Exercise brief
Take the records underneath and set them down exactly.

^^^^^^^^

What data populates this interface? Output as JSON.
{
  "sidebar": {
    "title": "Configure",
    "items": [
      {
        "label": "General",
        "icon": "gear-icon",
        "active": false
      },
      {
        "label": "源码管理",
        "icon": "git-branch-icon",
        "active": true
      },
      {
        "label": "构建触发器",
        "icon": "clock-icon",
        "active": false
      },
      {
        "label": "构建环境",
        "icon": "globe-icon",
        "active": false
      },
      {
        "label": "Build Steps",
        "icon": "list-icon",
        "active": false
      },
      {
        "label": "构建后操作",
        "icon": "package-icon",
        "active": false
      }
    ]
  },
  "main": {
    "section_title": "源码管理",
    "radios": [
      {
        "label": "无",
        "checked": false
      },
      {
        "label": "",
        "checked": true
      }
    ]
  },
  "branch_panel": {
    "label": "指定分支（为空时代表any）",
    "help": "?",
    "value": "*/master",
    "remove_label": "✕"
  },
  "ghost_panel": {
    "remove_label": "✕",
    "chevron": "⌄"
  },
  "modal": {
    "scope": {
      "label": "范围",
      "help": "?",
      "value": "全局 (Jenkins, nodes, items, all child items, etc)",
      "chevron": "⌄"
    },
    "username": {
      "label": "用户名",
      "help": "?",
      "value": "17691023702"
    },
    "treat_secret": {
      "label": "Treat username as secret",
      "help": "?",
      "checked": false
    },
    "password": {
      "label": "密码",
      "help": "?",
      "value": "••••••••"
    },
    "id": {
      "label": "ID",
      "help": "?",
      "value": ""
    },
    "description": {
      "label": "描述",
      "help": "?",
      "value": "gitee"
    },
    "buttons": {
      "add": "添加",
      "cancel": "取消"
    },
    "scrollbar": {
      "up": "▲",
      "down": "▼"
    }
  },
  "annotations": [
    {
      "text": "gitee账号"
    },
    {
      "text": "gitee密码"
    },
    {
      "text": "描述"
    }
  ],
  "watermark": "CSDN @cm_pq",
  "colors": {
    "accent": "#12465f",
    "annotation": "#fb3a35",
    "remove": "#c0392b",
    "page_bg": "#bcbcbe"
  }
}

^^^^^^^^

Written answer
What data populates this interface? Output as JSON.
{
  "sidebar": {
    "title": "Configure",
    "items": [
      {
        "label": "General",
        "icon": "gear-icon",
        "active": false
      },
      {
        "label": "源码管理",
        "icon": "git-branch-icon",
        "active": true
      },
      {
        "label": "构建触发器",
        "icon": "clock-icon",
        "active": false
      },
      {
        "label": "构建环境",
        "icon": "globe-icon",
        "active": false
      },
      {
        "label": "Build Steps",
        "icon": "list-icon",
        "active": false
      },
      {
        "label": "构建后操作",
        "icon": "package-icon",
        "active": false
      }
    ]
  },
  "main": {
    "section_title": "源码管理",
    "radios": [
      {
        "label": "无",
        "checked": false
      },
      {
        "label": "",
        "checked": true
      }
    ]
  },
  "branch_panel": {
    "label": "指定分支（为空时代表any）",
    "help": "?",
    "value": "*/master",
    "remove_label": "✕"
  },
  "ghost_panel": {
    "remove_label": "✕",
    "chevron": "⌄"
  },
  "modal": {
    "scope": {
      "label": "范围",
      "help": "?",
      "value": "全局 (Jenkins, nodes, items, all child items, etc)",
      "chevron": "⌄"
    },
    "username": {
      "label": "用户名",
      "help": "?",
      "value": "17691023702"
    },
    "treat_secret": {
      "label": "Treat username as secret",
      "help": "?",
      "checked": false
    },
    "password": {
      "label": "密码",
      "help": "?",
      "value": "••••••••"
    },
    "id": {
      "label": "ID",
      "help": "?",
      "value": ""
    },
    "description": {
      "label": "描述",
      "help": "?",
      "value": "gitee"
    },
    "buttons": {
      "add": "添加",
      "cancel": "取消"
    },
    "scrollbar": {
      "up": "▲",
      "down": "▼"
    }
  },
  "annotations": [
    {
      "text": "gitee账号"
    },
    {
      "text": "gitee密码"
    },
    {
      "text": "描述"
    }
  ],
  "watermark": "CSDN @cm_pq",
  "colors": {
    "accent": "#12465f",
    "annotation": "#fb3a35",
    "remove": "#c0392b",
    "page_bg": "#bcbcbe"
  }
}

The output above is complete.